[Листинги с размеченными областями]
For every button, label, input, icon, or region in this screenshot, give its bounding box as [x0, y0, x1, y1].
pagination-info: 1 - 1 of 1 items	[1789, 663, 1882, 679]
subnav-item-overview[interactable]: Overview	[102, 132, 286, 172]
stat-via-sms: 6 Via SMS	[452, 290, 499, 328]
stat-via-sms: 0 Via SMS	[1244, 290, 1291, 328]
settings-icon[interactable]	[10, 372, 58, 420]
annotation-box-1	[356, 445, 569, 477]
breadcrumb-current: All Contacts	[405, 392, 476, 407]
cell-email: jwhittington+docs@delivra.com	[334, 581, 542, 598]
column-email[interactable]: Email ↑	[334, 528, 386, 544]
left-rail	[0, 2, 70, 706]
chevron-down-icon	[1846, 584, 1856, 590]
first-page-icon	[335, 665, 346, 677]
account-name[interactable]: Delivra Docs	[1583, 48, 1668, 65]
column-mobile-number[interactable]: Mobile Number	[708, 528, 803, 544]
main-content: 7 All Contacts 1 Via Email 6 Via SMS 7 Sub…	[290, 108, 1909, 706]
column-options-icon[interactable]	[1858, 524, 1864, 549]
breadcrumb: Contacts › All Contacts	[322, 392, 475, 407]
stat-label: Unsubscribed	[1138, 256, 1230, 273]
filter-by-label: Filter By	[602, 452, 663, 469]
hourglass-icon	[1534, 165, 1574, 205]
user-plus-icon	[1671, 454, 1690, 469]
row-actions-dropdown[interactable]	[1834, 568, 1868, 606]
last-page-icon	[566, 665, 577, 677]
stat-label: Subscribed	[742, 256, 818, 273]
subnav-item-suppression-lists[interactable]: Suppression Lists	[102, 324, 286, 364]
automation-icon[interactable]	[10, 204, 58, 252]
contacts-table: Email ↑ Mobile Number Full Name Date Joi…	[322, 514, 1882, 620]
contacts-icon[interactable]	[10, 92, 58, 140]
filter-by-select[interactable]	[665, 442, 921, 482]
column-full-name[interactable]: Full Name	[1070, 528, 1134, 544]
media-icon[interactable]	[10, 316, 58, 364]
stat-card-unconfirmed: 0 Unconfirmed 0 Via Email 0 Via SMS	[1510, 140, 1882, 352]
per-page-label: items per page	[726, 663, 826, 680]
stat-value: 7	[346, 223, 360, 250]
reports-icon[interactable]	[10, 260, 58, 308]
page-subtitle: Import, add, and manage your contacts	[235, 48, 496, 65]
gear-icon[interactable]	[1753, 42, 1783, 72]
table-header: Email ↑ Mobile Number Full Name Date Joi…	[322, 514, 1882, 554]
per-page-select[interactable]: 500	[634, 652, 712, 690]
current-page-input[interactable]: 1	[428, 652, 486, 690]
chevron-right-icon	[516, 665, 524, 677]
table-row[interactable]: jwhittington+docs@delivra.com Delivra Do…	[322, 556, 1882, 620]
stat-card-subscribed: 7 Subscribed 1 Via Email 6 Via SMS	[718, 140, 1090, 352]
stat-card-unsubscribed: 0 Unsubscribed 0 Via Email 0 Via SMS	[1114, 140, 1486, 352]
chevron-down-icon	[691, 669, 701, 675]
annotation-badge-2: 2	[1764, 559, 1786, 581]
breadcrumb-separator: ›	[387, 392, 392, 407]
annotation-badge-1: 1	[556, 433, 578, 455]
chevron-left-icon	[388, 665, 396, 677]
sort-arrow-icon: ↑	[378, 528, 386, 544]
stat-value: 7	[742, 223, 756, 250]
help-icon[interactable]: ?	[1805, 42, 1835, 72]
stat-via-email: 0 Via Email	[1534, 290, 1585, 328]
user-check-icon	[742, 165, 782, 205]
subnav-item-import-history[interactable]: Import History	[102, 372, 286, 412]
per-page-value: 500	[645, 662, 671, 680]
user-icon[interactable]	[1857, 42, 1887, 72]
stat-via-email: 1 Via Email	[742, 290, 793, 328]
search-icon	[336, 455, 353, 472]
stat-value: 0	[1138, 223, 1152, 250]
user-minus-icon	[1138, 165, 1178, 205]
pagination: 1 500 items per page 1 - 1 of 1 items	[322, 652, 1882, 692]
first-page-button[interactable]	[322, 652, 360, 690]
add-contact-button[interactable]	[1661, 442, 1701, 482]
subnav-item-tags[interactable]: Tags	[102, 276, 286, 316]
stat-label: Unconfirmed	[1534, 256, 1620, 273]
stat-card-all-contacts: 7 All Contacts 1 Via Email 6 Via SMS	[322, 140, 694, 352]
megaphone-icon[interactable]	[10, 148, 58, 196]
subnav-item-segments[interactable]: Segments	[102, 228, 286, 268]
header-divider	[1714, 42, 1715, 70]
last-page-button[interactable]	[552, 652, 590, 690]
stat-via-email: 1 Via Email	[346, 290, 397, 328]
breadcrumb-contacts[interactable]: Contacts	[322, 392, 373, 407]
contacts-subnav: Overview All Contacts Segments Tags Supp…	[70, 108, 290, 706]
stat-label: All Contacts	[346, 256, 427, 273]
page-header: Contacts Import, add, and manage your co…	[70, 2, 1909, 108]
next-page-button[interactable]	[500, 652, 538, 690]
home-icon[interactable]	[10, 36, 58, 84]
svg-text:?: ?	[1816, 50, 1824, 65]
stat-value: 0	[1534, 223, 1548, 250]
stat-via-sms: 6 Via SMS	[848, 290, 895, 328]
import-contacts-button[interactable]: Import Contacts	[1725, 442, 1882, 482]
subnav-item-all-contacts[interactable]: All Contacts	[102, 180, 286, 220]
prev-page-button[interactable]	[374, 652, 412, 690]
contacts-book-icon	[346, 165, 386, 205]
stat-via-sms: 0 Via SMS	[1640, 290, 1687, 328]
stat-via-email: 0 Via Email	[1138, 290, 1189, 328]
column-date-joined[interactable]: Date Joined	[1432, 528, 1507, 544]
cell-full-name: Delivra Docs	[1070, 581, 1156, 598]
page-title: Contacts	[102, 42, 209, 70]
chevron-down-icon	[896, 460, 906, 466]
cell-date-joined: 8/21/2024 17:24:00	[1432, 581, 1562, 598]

ЧТО СДЕЛАТЬ: Преобразуйте все строки листинга в нумерованный список без пустых строк.

РЕЗУЛЬТАТ:
1. For every button, label, input, icon, or region in this screenshot, give its bounding box as [x0, y0, x1, y1].
2. pagination-info: 1 - 1 of 1 items	[1789, 663, 1882, 679]
3. subnav-item-overview[interactable]: Overview	[102, 132, 286, 172]
4. stat-via-sms: 6 Via SMS	[452, 290, 499, 328]
5. stat-via-sms: 0 Via SMS	[1244, 290, 1291, 328]
6. settings-icon[interactable]	[10, 372, 58, 420]
7. annotation-box-1	[356, 445, 569, 477]
8. breadcrumb-current: All Contacts	[405, 392, 476, 407]
9. cell-email: jwhittington+docs@delivra.com	[334, 581, 542, 598]
10. column-email[interactable]: Email ↑	[334, 528, 386, 544]
11. left-rail	[0, 2, 70, 706]
12. chevron-down-icon	[1846, 584, 1856, 590]
13. first-page-icon	[335, 665, 346, 677]
14. account-name[interactable]: Delivra Docs	[1583, 48, 1668, 65]
15. column-mobile-number[interactable]: Mobile Number	[708, 528, 803, 544]
16. main-content: 7 All Contacts 1 Via Email 6 Via SMS 7 Sub…	[290, 108, 1909, 706]
17. column-options-icon[interactable]	[1858, 524, 1864, 549]
18. breadcrumb: Contacts › All Contacts	[322, 392, 475, 407]
19. stat-label: Unsubscribed	[1138, 256, 1230, 273]
20. filter-by-label: Filter By	[602, 452, 663, 469]
21. hourglass-icon	[1534, 165, 1574, 205]
22. user-plus-icon	[1671, 454, 1690, 469]
23. row-actions-dropdown[interactable]	[1834, 568, 1868, 606]
24. last-page-icon	[566, 665, 577, 677]
25. stat-label: Subscribed	[742, 256, 818, 273]
26. subnav-item-suppression-lists[interactable]: Suppression Lists	[102, 324, 286, 364]
27. automation-icon[interactable]	[10, 204, 58, 252]
28. contacts-table: Email ↑ Mobile Number Full Name Date Joi…	[322, 514, 1882, 620]
29. contacts-icon[interactable]	[10, 92, 58, 140]
30. filter-by-select[interactable]	[665, 442, 921, 482]
31. column-full-name[interactable]: Full Name	[1070, 528, 1134, 544]
32. media-icon[interactable]	[10, 316, 58, 364]
33. stat-card-unconfirmed: 0 Unconfirmed 0 Via Email 0 Via SMS	[1510, 140, 1882, 352]
34. per-page-label: items per page	[726, 663, 826, 680]
35. stat-value: 7	[346, 223, 360, 250]
36. reports-icon[interactable]	[10, 260, 58, 308]
37. page-subtitle: Import, add, and manage your contacts	[235, 48, 496, 65]
38. gear-icon[interactable]	[1753, 42, 1783, 72]
39. table-header: Email ↑ Mobile Number Full Name Date Joi…	[322, 514, 1882, 554]
40. per-page-select[interactable]: 500	[634, 652, 712, 690]
41. current-page-input[interactable]: 1	[428, 652, 486, 690]
42. chevron-right-icon	[516, 665, 524, 677]
43. table-row[interactable]: jwhittington+docs@delivra.com Delivra Do…	[322, 556, 1882, 620]
44. stat-card-subscribed: 7 Subscribed 1 Via Email 6 Via SMS	[718, 140, 1090, 352]
45. stat-card-unsubscribed: 0 Unsubscribed 0 Via Email 0 Via SMS	[1114, 140, 1486, 352]
46. chevron-down-icon	[691, 669, 701, 675]
47. annotation-badge-2: 2	[1764, 559, 1786, 581]
48. breadcrumb-separator: ›	[387, 392, 392, 407]
49. annotation-badge-1: 1	[556, 433, 578, 455]
50. chevron-left-icon	[388, 665, 396, 677]
51. sort-arrow-icon: ↑	[378, 528, 386, 544]
52. stat-value: 7	[742, 223, 756, 250]
53. help-icon[interactable]: ?	[1805, 42, 1835, 72]
54. stat-via-email: 0 Via Email	[1534, 290, 1585, 328]
55. user-check-icon	[742, 165, 782, 205]
56. subnav-item-import-history[interactable]: Import History	[102, 372, 286, 412]
57. per-page-value: 500	[645, 662, 671, 680]
58. user-icon[interactable]	[1857, 42, 1887, 72]
59. stat-via-email: 1 Via Email	[742, 290, 793, 328]
60. search-icon	[336, 455, 353, 472]
61. stat-value: 0	[1138, 223, 1152, 250]
62. user-minus-icon	[1138, 165, 1178, 205]
63. pagination: 1 500 items per page 1 - 1 of 1 items	[322, 652, 1882, 692]
64. first-page-button[interactable]	[322, 652, 360, 690]
65. add-contact-button[interactable]	[1661, 442, 1701, 482]
66. subnav-item-tags[interactable]: Tags	[102, 276, 286, 316]
67. stat-label: Unconfirmed	[1534, 256, 1620, 273]
68. stat-card-all-contacts: 7 All Contacts 1 Via Email 6 Via SMS	[322, 140, 694, 352]
69. megaphone-icon[interactable]	[10, 148, 58, 196]
70. subnav-item-segments[interactable]: Segments	[102, 228, 286, 268]
71. header-divider	[1714, 42, 1715, 70]
72. last-page-button[interactable]	[552, 652, 590, 690]
73. stat-via-email: 1 Via Email	[346, 290, 397, 328]
74. breadcrumb-contacts[interactable]: Contacts	[322, 392, 373, 407]
75. contacts-subnav: Overview All Contacts Segments Tags Supp…	[70, 108, 290, 706]
76. stat-label: All Contacts	[346, 256, 427, 273]
77. page-header: Contacts Import, add, and manage your co…	[70, 2, 1909, 108]
78. next-page-button[interactable]	[500, 652, 538, 690]
79. home-icon[interactable]	[10, 36, 58, 84]
80. svg-text:?: ?	[1816, 50, 1824, 65]
81. stat-value: 0	[1534, 223, 1548, 250]
82. stat-via-sms: 6 Via SMS	[848, 290, 895, 328]
83. import-contacts-button[interactable]: Import Contacts	[1725, 442, 1882, 482]
84. subnav-item-all-contacts[interactable]: All Contacts	[102, 180, 286, 220]
85. prev-page-button[interactable]	[374, 652, 412, 690]
86. contacts-book-icon	[346, 165, 386, 205]
87. stat-via-sms: 0 Via SMS	[1640, 290, 1687, 328]
88. stat-via-email: 0 Via Email	[1138, 290, 1189, 328]
89. column-date-joined[interactable]: Date Joined	[1432, 528, 1507, 544]
90. cell-full-name: Delivra Docs	[1070, 581, 1156, 598]
91. page-title: Contacts	[102, 42, 209, 70]
92. chevron-down-icon	[896, 460, 906, 466]
93. cell-date-joined: 8/21/2024 17:24:00	[1432, 581, 1562, 598]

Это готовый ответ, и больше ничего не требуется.